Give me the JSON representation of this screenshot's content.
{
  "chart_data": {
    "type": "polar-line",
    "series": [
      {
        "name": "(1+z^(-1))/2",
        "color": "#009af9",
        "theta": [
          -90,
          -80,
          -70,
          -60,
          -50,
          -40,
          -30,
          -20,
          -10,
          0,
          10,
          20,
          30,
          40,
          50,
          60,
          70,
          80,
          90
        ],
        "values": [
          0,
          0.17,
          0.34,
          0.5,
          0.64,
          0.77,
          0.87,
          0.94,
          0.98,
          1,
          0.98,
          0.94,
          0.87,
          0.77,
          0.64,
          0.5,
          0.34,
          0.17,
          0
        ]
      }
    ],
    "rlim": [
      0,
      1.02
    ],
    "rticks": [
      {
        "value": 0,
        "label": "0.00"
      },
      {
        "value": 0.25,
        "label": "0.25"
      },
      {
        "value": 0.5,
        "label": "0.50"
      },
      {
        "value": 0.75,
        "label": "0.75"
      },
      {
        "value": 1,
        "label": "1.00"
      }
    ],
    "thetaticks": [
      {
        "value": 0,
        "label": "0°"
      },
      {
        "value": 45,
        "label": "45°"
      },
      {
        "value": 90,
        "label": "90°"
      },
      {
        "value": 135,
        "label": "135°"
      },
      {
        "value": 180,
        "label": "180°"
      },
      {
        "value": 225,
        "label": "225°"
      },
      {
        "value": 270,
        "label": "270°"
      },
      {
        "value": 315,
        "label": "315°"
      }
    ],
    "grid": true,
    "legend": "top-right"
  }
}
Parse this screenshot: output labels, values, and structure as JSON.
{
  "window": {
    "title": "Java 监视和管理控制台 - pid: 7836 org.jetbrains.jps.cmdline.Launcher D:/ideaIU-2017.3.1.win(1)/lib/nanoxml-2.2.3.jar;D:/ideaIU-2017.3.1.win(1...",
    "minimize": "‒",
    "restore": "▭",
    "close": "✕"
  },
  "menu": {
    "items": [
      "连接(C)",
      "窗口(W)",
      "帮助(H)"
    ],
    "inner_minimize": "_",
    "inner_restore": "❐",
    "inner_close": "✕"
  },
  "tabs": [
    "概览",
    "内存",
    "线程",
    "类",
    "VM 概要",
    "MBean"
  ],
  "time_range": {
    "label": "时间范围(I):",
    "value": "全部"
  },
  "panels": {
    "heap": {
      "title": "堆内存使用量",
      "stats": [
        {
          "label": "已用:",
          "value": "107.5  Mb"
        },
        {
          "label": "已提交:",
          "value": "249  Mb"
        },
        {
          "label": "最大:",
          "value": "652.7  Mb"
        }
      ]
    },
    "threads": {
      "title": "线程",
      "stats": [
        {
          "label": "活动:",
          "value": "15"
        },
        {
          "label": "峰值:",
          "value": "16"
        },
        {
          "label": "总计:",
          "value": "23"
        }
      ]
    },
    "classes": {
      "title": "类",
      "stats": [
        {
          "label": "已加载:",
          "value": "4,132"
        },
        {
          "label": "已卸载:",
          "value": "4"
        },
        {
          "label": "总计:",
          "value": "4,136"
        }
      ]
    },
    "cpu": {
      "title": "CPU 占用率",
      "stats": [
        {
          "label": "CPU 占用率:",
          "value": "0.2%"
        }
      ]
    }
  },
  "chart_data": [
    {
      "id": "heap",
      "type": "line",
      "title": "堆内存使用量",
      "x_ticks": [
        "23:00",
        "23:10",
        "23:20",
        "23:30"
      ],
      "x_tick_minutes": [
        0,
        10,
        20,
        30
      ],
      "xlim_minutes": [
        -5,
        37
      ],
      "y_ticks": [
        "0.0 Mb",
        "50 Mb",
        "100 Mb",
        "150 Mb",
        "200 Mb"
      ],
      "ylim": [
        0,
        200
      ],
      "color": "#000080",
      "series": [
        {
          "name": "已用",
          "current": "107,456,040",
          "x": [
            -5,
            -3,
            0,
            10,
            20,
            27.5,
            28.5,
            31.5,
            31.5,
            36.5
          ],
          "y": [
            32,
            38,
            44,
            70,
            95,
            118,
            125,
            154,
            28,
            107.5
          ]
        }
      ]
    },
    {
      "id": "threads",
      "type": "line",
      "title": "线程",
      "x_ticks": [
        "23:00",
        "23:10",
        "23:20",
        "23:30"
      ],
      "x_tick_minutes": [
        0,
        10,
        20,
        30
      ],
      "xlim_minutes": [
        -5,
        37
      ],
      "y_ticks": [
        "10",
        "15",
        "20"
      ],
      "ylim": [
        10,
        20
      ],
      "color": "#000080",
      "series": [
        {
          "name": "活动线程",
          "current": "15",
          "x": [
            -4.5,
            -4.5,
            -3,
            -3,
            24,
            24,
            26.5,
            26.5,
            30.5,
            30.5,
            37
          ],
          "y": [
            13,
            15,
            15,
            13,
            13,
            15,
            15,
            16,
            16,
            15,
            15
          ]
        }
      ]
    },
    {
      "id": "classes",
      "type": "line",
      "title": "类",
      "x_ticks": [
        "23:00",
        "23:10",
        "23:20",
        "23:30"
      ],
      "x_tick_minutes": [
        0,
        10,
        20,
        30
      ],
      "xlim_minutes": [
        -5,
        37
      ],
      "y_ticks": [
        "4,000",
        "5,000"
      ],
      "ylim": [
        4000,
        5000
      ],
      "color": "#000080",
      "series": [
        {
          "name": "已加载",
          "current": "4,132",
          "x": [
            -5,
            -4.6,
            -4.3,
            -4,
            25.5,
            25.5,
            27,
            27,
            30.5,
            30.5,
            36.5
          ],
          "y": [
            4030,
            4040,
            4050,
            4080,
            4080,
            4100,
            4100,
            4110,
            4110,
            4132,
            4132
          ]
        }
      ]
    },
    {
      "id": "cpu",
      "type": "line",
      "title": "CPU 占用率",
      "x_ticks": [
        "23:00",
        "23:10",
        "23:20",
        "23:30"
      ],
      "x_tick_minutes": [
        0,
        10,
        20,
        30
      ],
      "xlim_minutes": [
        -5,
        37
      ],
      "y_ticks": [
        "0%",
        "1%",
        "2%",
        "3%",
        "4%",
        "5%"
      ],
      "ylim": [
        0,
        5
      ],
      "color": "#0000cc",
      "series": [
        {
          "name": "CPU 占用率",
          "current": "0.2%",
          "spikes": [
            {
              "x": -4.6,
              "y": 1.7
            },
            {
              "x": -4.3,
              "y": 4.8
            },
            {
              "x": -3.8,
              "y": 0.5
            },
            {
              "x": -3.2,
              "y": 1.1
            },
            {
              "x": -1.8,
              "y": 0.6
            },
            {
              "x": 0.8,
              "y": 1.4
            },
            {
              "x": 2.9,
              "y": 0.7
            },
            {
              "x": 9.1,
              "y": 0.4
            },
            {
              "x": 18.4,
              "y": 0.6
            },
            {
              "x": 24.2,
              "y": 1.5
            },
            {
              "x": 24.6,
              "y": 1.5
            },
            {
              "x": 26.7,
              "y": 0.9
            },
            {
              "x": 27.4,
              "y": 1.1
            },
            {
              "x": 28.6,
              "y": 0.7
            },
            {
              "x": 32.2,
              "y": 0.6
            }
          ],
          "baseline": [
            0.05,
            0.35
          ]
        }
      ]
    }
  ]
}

::::

What needs to be done
Word for word, quote all of the data above.

Answer to the exercise
Give me the JSON representation of this screenshot's content.
{
  "chart_data": {
    "type": "polar-line",
    "series": [
      {
        "name": "(1+z^(-1))/2",
        "color": "#009af9",
        "theta": [
          -90,
          -80,
          -70,
          -60,
          -50,
          -40,
          -30,
          -20,
          -10,
          0,
          10,
          20,
          30,
          40,
          50,
          60,
          70,
          80,
          90
        ],
        "values": [
          0,
          0.17,
          0.34,
          0.5,
          0.64,
          0.77,
          0.87,
          0.94,
          0.98,
          1,
          0.98,
          0.94,
          0.87,
          0.77,
          0.64,
          0.5,
          0.34,
          0.17,
          0
        ]
      }
    ],
    "rlim": [
      0,
      1.02
    ],
    "rticks": [
      {
        "value": 0,
        "label": "0.00"
      },
      {
        "value": 0.25,
        "label": "0.25"
      },
      {
        "value": 0.5,
        "label": "0.50"
      },
      {
        "value": 0.75,
        "label": "0.75"
      },
      {
        "value": 1,
        "label": "1.00"
      }
    ],
    "thetaticks": [
      {
        "value": 0,
        "label": "0°"
      },
      {
        "value": 45,
        "label": "45°"
      },
      {
        "value": 90,
        "label": "90°"
      },
      {
        "value": 135,
        "label": "135°"
      },
      {
        "value": 180,
        "label": "180°"
      },
      {
        "value": 225,
        "label": "225°"
      },
      {
        "value": 270,
        "label": "270°"
      },
      {
        "value": 315,
        "label": "315°"
      }
    ],
    "grid": true,
    "legend": "top-right"
  }
}
Parse this screenshot: output labels, values, and structure as JSON.
{
  "window": {
    "title": "Java 监视和管理控制台 - pid: 7836 org.jetbrains.jps.cmdline.Launcher D:/ideaIU-2017.3.1.win(1)/lib/nanoxml-2.2.3.jar;D:/ideaIU-2017.3.1.win(1...",
    "minimize": "‒",
    "restore": "▭",
    "close": "✕"
  },
  "menu": {
    "items": [
      "连接(C)",
      "窗口(W)",
      "帮助(H)"
    ],
    "inner_minimize": "_",
    "inner_restore": "❐",
    "inner_close": "✕"
  },
  "tabs": [
    "概览",
    "内存",
    "线程",
    "类",
    "VM 概要",
    "MBean"
  ],
  "time_range": {
    "label": "时间范围(I):",
    "value": "全部"
  },
  "panels": {
    "heap": {
      "title": "堆内存使用量",
      "stats": [
        {
          "label": "已用:",
          "value": "107.5  Mb"
        },
        {
          "label": "已提交:",
          "value": "249  Mb"
        },
        {
          "label": "最大:",
          "value": "652.7  Mb"
        }
      ]
    },
    "threads": {
      "title": "线程",
      "stats": [
        {
          "label": "活动:",
          "value": "15"
        },
        {
          "label": "峰值:",
          "value": "16"
        },
        {
          "label": "总计:",
          "value": "23"
        }
      ]
    },
    "classes": {
      "title": "类",
      "stats": [
        {
          "label": "已加载:",
          "value": "4,132"
        },
        {
          "label": "已卸载:",
          "value": "4"
        },
        {
          "label": "总计:",
          "value": "4,136"
        }
      ]
    },
    "cpu": {
      "title": "CPU 占用率",
      "stats": [
        {
          "label": "CPU 占用率:",
          "value": "0.2%"
        }
      ]
    }
  },
  "chart_data": [
    {
      "id": "heap",
      "type": "line",
      "title": "堆内存使用量",
      "x_ticks": [
        "23:00",
        "23:10",
        "23:20",
        "23:30"
      ],
      "x_tick_minutes": [
        0,
        10,
        20,
        30
      ],
      "xlim_minutes": [
        -5,
        37
      ],
      "y_ticks": [
        "0.0 Mb",
        "50 Mb",
        "100 Mb",
        "150 Mb",
        "200 Mb"
      ],
      "ylim": [
        0,
        200
      ],
      "color": "#000080",
      "series": [
        {
          "name": "已用",
          "current": "107,456,040",
          "x": [
            -5,
            -3,
            0,
            10,
            20,
            27.5,
            28.5,
            31.5,
            31.5,
            36.5
          ],
          "y": [
            32,
            38,
            44,
            70,
            95,
            118,
            125,
            154,
            28,
            107.5
          ]
        }
      ]
    },
    {
      "id": "threads",
      "type": "line",
      "title": "线程",
      "x_ticks": [
        "23:00",
        "23:10",
        "23:20",
        "23:30"
      ],
      "x_tick_minutes": [
        0,
        10,
        20,
        30
      ],
      "xlim_minutes": [
        -5,
        37
      ],
      "y_ticks": [
        "10",
        "15",
        "20"
      ],
      "ylim": [
        10,
        20
      ],
      "color": "#000080",
      "series": [
        {
          "name": "活动线程",
          "current": "15",
          "x": [
            -4.5,
            -4.5,
            -3,
            -3,
            24,
            24,
            26.5,
            26.5,
            30.5,
            30.5,
            37
          ],
          "y": [
            13,
            15,
            15,
            13,
            13,
            15,
            15,
            16,
            16,
            15,
            15
          ]
        }
      ]
    },
    {
      "id": "classes",
      "type": "line",
      "title": "类",
      "x_ticks": [
        "23:00",
        "23:10",
        "23:20",
        "23:30"
      ],
      "x_tick_minutes": [
        0,
        10,
        20,
        30
      ],
      "xlim_minutes": [
        -5,
        37
      ],
      "y_ticks": [
        "4,000",
        "5,000"
      ],
      "ylim": [
        4000,
        5000
      ],
      "color": "#000080",
      "series": [
        {
          "name": "已加载",
          "current": "4,132",
          "x": [
            -5,
            -4.6,
            -4.3,
            -4,
            25.5,
            25.5,
            27,
            27,
            30.5,
            30.5,
            36.5
          ],
          "y": [
            4030,
            4040,
            4050,
            4080,
            4080,
            4100,
            4100,
            4110,
            4110,
            4132,
            4132
          ]
        }
      ]
    },
    {
      "id": "cpu",
      "type": "line",
      "title": "CPU 占用率",
      "x_ticks": [
        "23:00",
        "23:10",
        "23:20",
        "23:30"
      ],
      "x_tick_minutes": [
        0,
        10,
        20,
        30
      ],
      "xlim_minutes": [
        -5,
        37
      ],
      "y_ticks": [
        "0%",
        "1%",
        "2%",
        "3%",
        "4%",
        "5%"
      ],
      "ylim": [
        0,
        5
      ],
      "color": "#0000cc",
      "series": [
        {
          "name": "CPU 占用率",
          "current": "0.2%",
          "spikes": [
            {
              "x": -4.6,
              "y": 1.7
            },
            {
              "x": -4.3,
              "y": 4.8
            },
            {
              "x": -3.8,
              "y": 0.5
            },
            {
              "x": -3.2,
              "y": 1.1
            },
            {
              "x": -1.8,
              "y": 0.6
            },
            {
              "x": 0.8,
              "y": 1.4
            },
            {
              "x": 2.9,
              "y": 0.7
            },
            {
              "x": 9.1,
              "y": 0.4
            },
            {
              "x": 18.4,
              "y": 0.6
            },
            {
              "x": 24.2,
              "y": 1.5
            },
            {
              "x": 24.6,
              "y": 1.5
            },
            {
              "x": 26.7,
              "y": 0.9
            },
            {
              "x": 27.4,
              "y": 1.1
            },
            {
              "x": 28.6,
              "y": 0.7
            },
            {
              "x": 32.2,
              "y": 0.6
            }
          ],
          "baseline": [
            0.05,
            0.35
          ]
        }
      ]
    }
  ]
}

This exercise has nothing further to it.